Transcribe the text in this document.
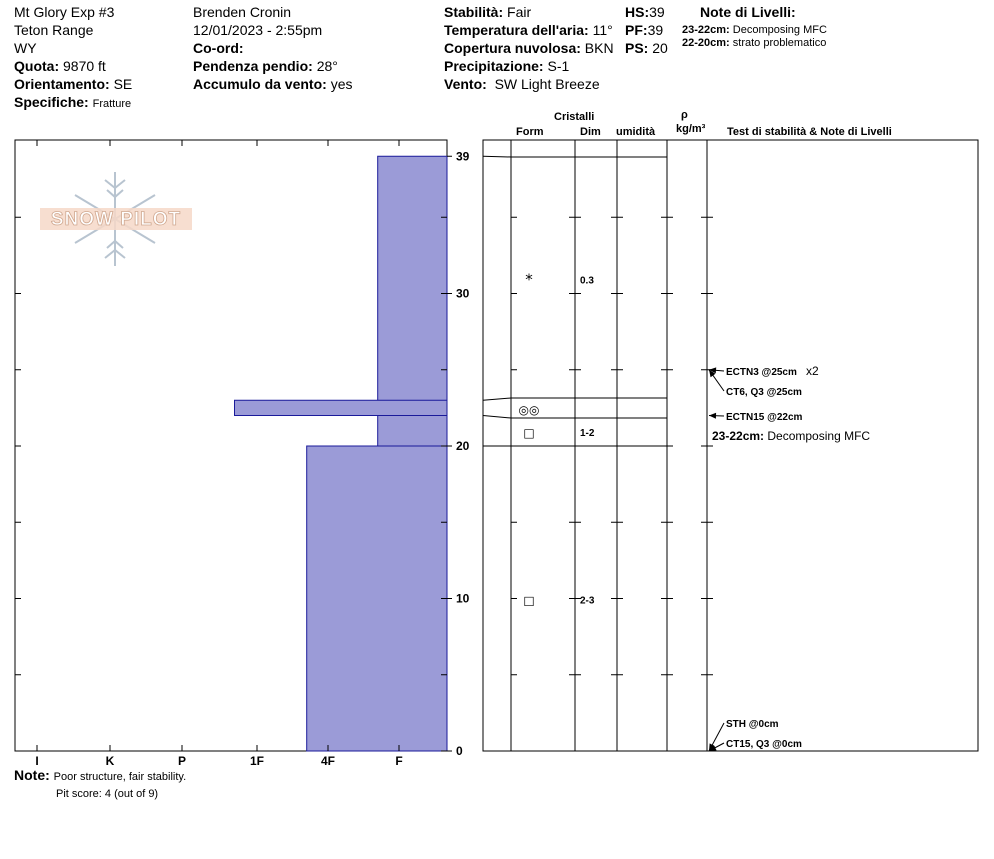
Mt Glory Exp #3
Teton Range
WY
Quota: 9870 ft
Orientamento: SE
Specifiche: Fratture
Brenden Cronin
12/01/2023 - 2:55pm
Co-ord:
Pendenza pendio: 28°
Accumulo da vento: yes
Stabilità: Fair
Temperatura dell'aria: 11°
Copertura nuvolosa: BKN
Precipitazione: S-1
Vento: SW Light Breeze
HS:39
PF:39
PS: 20
Note di Livelli:
23-22cm: Decomposing MFC
22-20cm: strato problematico
Cristalli
Form	Dim umidità
ρ
kg/m³ Test di stabilità & Note di Livelli
SNOW PILOT
I	K	P	1F	4F	F
0
10
20
30
39
*	0.3
◎◎
□	1-2
□	2-3
ECTN3 @25cm x2
CT6, Q3 @25cm
ECTN15 @22cm
STH @0cm
CT15, Q3 @0cm
23-22cm: Decomposing MFC
Note: Poor structure, fair stability.
Pit score: 4 (out of 9)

WHAT IS ASKED:
Output every entry word for word, but omit the pictures.

RESULT BELOW:
Transcribe the text in this document.
Mt Glory Exp #3
Teton Range
WY
Quota: 9870 ft
Orientamento: SE
Specifiche: Fratture
Brenden Cronin
12/01/2023 - 2:55pm
Co-ord:
Pendenza pendio: 28°
Accumulo da vento: yes
Stabilità: Fair
Temperatura dell'aria: 11°
Copertura nuvolosa: BKN
Precipitazione: S-1
Vento: SW Light Breeze
HS:39
PF:39
PS: 20
Note di Livelli:
23-22cm: Decomposing MFC
22-20cm: strato problematico
Cristalli
Form	Dim umidità
ρ
kg/m³ Test di stabilità & Note di Livelli
SNOW PILOT
I	K	P	1F	4F	F
0
10
20
30
39
*	0.3
◎◎
□	1-2
□	2-3
ECTN3 @25cm x2
CT6, Q3 @25cm
ECTN15 @22cm
STH @0cm
CT15, Q3 @0cm
23-22cm: Decomposing MFC
Note: Poor structure, fair stability.
Pit score: 4 (out of 9)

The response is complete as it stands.